* _Set exercise_
Return every entry exactly as written.
----------
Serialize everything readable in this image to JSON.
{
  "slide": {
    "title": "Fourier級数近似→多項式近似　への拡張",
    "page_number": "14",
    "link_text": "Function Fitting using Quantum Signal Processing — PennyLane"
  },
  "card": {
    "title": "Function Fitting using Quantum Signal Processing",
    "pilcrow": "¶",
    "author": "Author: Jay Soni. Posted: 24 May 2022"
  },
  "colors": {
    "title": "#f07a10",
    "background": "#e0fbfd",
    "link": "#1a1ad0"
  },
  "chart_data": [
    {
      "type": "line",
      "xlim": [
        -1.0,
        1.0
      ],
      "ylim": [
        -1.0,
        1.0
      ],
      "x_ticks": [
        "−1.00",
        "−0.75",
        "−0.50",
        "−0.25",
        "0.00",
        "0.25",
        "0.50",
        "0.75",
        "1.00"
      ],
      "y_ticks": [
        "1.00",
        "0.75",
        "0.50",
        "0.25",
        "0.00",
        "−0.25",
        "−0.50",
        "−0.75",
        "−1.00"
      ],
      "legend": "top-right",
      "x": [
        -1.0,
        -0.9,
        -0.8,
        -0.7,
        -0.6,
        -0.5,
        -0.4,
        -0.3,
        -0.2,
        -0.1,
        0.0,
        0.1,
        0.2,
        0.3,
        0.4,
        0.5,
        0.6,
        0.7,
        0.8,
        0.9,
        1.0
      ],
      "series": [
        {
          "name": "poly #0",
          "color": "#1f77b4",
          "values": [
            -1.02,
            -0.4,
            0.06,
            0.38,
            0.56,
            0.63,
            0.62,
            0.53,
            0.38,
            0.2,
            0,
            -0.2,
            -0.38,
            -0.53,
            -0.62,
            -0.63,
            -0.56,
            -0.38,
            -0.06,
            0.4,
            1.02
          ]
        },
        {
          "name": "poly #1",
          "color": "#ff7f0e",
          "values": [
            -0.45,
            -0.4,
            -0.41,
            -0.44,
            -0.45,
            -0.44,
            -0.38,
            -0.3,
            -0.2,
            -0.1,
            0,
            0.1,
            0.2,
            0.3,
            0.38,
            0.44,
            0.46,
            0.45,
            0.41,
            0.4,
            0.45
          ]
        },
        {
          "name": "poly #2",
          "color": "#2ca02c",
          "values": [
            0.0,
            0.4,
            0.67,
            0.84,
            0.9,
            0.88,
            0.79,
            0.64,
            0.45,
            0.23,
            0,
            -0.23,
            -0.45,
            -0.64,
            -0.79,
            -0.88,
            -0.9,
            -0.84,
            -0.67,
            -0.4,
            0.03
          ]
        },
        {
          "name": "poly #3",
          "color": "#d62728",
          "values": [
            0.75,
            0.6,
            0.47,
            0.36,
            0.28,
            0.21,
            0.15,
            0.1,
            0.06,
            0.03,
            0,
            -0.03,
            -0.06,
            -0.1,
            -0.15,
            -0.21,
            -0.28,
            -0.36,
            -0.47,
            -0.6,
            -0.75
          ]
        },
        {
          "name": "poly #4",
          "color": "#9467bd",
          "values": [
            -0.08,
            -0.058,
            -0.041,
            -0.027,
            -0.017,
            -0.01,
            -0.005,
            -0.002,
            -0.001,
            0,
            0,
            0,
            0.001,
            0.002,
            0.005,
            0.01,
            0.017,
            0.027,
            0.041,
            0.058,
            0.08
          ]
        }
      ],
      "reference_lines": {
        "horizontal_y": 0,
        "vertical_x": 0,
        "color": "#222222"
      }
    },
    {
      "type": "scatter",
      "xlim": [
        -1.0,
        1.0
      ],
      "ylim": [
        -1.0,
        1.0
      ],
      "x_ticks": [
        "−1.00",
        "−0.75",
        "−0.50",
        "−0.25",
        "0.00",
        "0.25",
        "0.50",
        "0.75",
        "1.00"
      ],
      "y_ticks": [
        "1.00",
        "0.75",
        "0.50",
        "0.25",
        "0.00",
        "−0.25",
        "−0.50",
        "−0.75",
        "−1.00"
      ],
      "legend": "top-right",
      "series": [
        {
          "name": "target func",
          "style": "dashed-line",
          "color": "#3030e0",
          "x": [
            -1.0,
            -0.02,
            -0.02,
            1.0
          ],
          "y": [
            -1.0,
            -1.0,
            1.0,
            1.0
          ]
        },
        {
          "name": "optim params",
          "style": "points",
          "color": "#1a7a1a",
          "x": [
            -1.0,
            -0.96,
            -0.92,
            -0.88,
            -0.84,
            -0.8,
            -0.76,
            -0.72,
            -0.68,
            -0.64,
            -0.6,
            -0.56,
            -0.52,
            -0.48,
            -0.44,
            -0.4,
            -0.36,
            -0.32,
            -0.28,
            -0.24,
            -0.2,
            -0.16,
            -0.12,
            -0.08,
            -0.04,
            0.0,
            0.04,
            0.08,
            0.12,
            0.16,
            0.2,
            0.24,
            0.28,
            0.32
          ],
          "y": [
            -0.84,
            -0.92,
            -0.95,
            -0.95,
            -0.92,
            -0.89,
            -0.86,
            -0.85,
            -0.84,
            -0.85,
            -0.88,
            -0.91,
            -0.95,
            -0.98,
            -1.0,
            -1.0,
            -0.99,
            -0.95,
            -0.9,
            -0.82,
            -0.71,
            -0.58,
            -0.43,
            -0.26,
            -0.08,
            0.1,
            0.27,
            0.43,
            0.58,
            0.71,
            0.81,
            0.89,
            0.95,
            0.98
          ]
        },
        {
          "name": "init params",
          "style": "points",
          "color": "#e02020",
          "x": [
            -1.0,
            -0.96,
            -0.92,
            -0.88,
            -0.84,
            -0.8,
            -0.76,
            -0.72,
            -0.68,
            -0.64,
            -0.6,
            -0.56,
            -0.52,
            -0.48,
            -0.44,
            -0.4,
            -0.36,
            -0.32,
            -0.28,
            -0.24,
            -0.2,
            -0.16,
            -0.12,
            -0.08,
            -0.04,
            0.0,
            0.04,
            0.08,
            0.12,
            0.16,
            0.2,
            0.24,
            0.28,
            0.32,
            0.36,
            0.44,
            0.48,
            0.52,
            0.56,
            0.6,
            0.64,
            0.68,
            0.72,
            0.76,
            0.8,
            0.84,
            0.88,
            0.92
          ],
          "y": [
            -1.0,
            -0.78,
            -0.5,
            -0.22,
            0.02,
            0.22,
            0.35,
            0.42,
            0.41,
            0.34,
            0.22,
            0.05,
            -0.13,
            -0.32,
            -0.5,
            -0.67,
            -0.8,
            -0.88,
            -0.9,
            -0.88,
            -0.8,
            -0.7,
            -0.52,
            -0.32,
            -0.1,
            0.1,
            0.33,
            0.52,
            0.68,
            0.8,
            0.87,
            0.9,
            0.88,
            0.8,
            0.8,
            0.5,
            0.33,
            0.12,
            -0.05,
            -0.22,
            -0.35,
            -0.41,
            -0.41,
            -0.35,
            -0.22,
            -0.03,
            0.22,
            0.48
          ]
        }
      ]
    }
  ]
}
----------
* _Complete response_
Serialize everything readable in this image to JSON.
{
  "slide": {
    "title": "Fourier級数近似→多項式近似　への拡張",
    "page_number": "14",
    "link_text": "Function Fitting using Quantum Signal Processing — PennyLane"
  },
  "card": {
    "title": "Function Fitting using Quantum Signal Processing",
    "pilcrow": "¶",
    "author": "Author: Jay Soni. Posted: 24 May 2022"
  },
  "colors": {
    "title": "#f07a10",
    "background": "#e0fbfd",
    "link": "#1a1ad0"
  },
  "chart_data": [
    {
      "type": "line",
      "xlim": [
        -1.0,
        1.0
      ],
      "ylim": [
        -1.0,
        1.0
      ],
      "x_ticks": [
        "−1.00",
        "−0.75",
        "−0.50",
        "−0.25",
        "0.00",
        "0.25",
        "0.50",
        "0.75",
        "1.00"
      ],
      "y_ticks": [
        "1.00",
        "0.75",
        "0.50",
        "0.25",
        "0.00",
        "−0.25",
        "−0.50",
        "−0.75",
        "−1.00"
      ],
      "legend": "top-right",
      "x": [
        -1.0,
        -0.9,
        -0.8,
        -0.7,
        -0.6,
        -0.5,
        -0.4,
        -0.3,
        -0.2,
        -0.1,
        0.0,
        0.1,
        0.2,
        0.3,
        0.4,
        0.5,
        0.6,
        0.7,
        0.8,
        0.9,
        1.0
      ],
      "series": [
        {
          "name": "poly #0",
          "color": "#1f77b4",
          "values": [
            -1.02,
            -0.4,
            0.06,
            0.38,
            0.56,
            0.63,
            0.62,
            0.53,
            0.38,
            0.2,
            0,
            -0.2,
            -0.38,
            -0.53,
            -0.62,
            -0.63,
            -0.56,
            -0.38,
            -0.06,
            0.4,
            1.02
          ]
        },
        {
          "name": "poly #1",
          "color": "#ff7f0e",
          "values": [
            -0.45,
            -0.4,
            -0.41,
            -0.44,
            -0.45,
            -0.44,
            -0.38,
            -0.3,
            -0.2,
            -0.1,
            0,
            0.1,
            0.2,
            0.3,
            0.38,
            0.44,
            0.46,
            0.45,
            0.41,
            0.4,
            0.45
          ]
        },
        {
          "name": "poly #2",
          "color": "#2ca02c",
          "values": [
            0.0,
            0.4,
            0.67,
            0.84,
            0.9,
            0.88,
            0.79,
            0.64,
            0.45,
            0.23,
            0,
            -0.23,
            -0.45,
            -0.64,
            -0.79,
            -0.88,
            -0.9,
            -0.84,
            -0.67,
            -0.4,
            0.03
          ]
        },
        {
          "name": "poly #3",
          "color": "#d62728",
          "values": [
            0.75,
            0.6,
            0.47,
            0.36,
            0.28,
            0.21,
            0.15,
            0.1,
            0.06,
            0.03,
            0,
            -0.03,
            -0.06,
            -0.1,
            -0.15,
            -0.21,
            -0.28,
            -0.36,
            -0.47,
            -0.6,
            -0.75
          ]
        },
        {
          "name": "poly #4",
          "color": "#9467bd",
          "values": [
            -0.08,
            -0.058,
            -0.041,
            -0.027,
            -0.017,
            -0.01,
            -0.005,
            -0.002,
            -0.001,
            0,
            0,
            0,
            0.001,
            0.002,
            0.005,
            0.01,
            0.017,
            0.027,
            0.041,
            0.058,
            0.08
          ]
        }
      ],
      "reference_lines": {
        "horizontal_y": 0,
        "vertical_x": 0,
        "color": "#222222"
      }
    },
    {
      "type": "scatter",
      "xlim": [
        -1.0,
        1.0
      ],
      "ylim": [
        -1.0,
        1.0
      ],
      "x_ticks": [
        "−1.00",
        "−0.75",
        "−0.50",
        "−0.25",
        "0.00",
        "0.25",
        "0.50",
        "0.75",
        "1.00"
      ],
      "y_ticks": [
        "1.00",
        "0.75",
        "0.50",
        "0.25",
        "0.00",
        "−0.25",
        "−0.50",
        "−0.75",
        "−1.00"
      ],
      "legend": "top-right",
      "series": [
        {
          "name": "target func",
          "style": "dashed-line",
          "color": "#3030e0",
          "x": [
            -1.0,
            -0.02,
            -0.02,
            1.0
          ],
          "y": [
            -1.0,
            -1.0,
            1.0,
            1.0
          ]
        },
        {
          "name": "optim params",
          "style": "points",
          "color": "#1a7a1a",
          "x": [
            -1.0,
            -0.96,
            -0.92,
            -0.88,
            -0.84,
            -0.8,
            -0.76,
            -0.72,
            -0.68,
            -0.64,
            -0.6,
            -0.56,
            -0.52,
            -0.48,
            -0.44,
            -0.4,
            -0.36,
            -0.32,
            -0.28,
            -0.24,
            -0.2,
            -0.16,
            -0.12,
            -0.08,
            -0.04,
            0.0,
            0.04,
            0.08,
            0.12,
            0.16,
            0.2,
            0.24,
            0.28,
            0.32
          ],
          "y": [
            -0.84,
            -0.92,
            -0.95,
            -0.95,
            -0.92,
            -0.89,
            -0.86,
            -0.85,
            -0.84,
            -0.85,
            -0.88,
            -0.91,
            -0.95,
            -0.98,
            -1.0,
            -1.0,
            -0.99,
            -0.95,
            -0.9,
            -0.82,
            -0.71,
            -0.58,
            -0.43,
            -0.26,
            -0.08,
            0.1,
            0.27,
            0.43,
            0.58,
            0.71,
            0.81,
            0.89,
            0.95,
            0.98
          ]
        },
        {
          "name": "init params",
          "style": "points",
          "color": "#e02020",
          "x": [
            -1.0,
            -0.96,
            -0.92,
            -0.88,
            -0.84,
            -0.8,
            -0.76,
            -0.72,
            -0.68,
            -0.64,
            -0.6,
            -0.56,
            -0.52,
            -0.48,
            -0.44,
            -0.4,
            -0.36,
            -0.32,
            -0.28,
            -0.24,
            -0.2,
            -0.16,
            -0.12,
            -0.08,
            -0.04,
            0.0,
            0.04,
            0.08,
            0.12,
            0.16,
            0.2,
            0.24,
            0.28,
            0.32,
            0.36,
            0.44,
            0.48,
            0.52,
            0.56,
            0.6,
            0.64,
            0.68,
            0.72,
            0.76,
            0.8,
            0.84,
            0.88,
            0.92
          ],
          "y": [
            -1.0,
            -0.78,
            -0.5,
            -0.22,
            0.02,
            0.22,
            0.35,
            0.42,
            0.41,
            0.34,
            0.22,
            0.05,
            -0.13,
            -0.32,
            -0.5,
            -0.67,
            -0.8,
            -0.88,
            -0.9,
            -0.88,
            -0.8,
            -0.7,
            -0.52,
            -0.32,
            -0.1,
            0.1,
            0.33,
            0.52,
            0.68,
            0.8,
            0.87,
            0.9,
            0.88,
            0.8,
            0.8,
            0.5,
            0.33,
            0.12,
            -0.05,
            -0.22,
            -0.35,
            -0.41,
            -0.41,
            -0.35,
            -0.22,
            -0.03,
            0.22,
            0.48
          ]
        }
      ]
    }
  ]
}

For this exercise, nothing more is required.